■ **TASK DIRECTIONS**
Pull out every line below that contains the word "leggesi".

--- Begin ---

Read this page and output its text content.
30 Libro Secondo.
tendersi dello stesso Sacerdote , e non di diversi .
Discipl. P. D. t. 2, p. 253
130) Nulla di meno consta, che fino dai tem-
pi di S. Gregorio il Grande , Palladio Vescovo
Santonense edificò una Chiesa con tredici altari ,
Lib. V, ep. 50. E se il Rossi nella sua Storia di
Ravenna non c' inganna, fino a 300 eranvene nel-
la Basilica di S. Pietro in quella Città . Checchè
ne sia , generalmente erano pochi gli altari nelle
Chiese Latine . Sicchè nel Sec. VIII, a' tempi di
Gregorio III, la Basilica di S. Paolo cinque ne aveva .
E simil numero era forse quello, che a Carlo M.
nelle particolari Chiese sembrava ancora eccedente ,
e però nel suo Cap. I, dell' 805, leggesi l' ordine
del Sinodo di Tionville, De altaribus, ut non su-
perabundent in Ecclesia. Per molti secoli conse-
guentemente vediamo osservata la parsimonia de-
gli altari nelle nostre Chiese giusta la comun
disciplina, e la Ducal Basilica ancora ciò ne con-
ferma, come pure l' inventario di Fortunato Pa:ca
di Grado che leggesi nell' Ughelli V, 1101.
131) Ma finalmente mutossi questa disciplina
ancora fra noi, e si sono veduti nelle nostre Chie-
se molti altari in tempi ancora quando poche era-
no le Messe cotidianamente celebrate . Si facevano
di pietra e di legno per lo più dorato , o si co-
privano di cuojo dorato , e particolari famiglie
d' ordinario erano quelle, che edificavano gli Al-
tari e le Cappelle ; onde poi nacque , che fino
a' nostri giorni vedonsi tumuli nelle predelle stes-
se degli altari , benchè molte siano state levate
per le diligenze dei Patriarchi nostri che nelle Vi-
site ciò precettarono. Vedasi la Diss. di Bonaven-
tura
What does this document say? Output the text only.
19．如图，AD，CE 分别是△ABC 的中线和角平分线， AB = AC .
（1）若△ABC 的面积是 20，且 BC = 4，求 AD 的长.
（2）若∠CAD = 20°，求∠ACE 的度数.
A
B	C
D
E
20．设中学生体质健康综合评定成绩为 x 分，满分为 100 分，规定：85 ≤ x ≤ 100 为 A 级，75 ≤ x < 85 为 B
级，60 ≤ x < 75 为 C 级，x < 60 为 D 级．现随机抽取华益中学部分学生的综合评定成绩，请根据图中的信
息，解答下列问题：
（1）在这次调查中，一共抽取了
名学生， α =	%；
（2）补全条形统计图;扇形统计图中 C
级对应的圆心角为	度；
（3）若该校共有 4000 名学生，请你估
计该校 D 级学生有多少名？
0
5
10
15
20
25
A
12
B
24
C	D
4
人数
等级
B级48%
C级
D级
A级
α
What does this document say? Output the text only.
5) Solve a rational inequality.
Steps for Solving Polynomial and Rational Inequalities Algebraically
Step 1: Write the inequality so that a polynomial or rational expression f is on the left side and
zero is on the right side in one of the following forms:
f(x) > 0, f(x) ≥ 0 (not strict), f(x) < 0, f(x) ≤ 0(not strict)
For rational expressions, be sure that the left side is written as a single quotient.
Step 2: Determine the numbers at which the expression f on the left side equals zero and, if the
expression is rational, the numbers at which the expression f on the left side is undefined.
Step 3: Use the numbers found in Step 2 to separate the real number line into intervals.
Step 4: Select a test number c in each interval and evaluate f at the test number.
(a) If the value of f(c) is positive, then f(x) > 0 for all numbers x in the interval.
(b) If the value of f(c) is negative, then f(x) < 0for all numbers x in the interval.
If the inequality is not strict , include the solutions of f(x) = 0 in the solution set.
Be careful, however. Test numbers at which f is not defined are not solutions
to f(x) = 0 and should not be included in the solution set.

--- End ---

■ **RESPONSE TO THIS TASK**
e però nel suo Cap. I, dell' 805, leggesi l' ordine
di Grado che leggesi nell' Ughelli V, 1101.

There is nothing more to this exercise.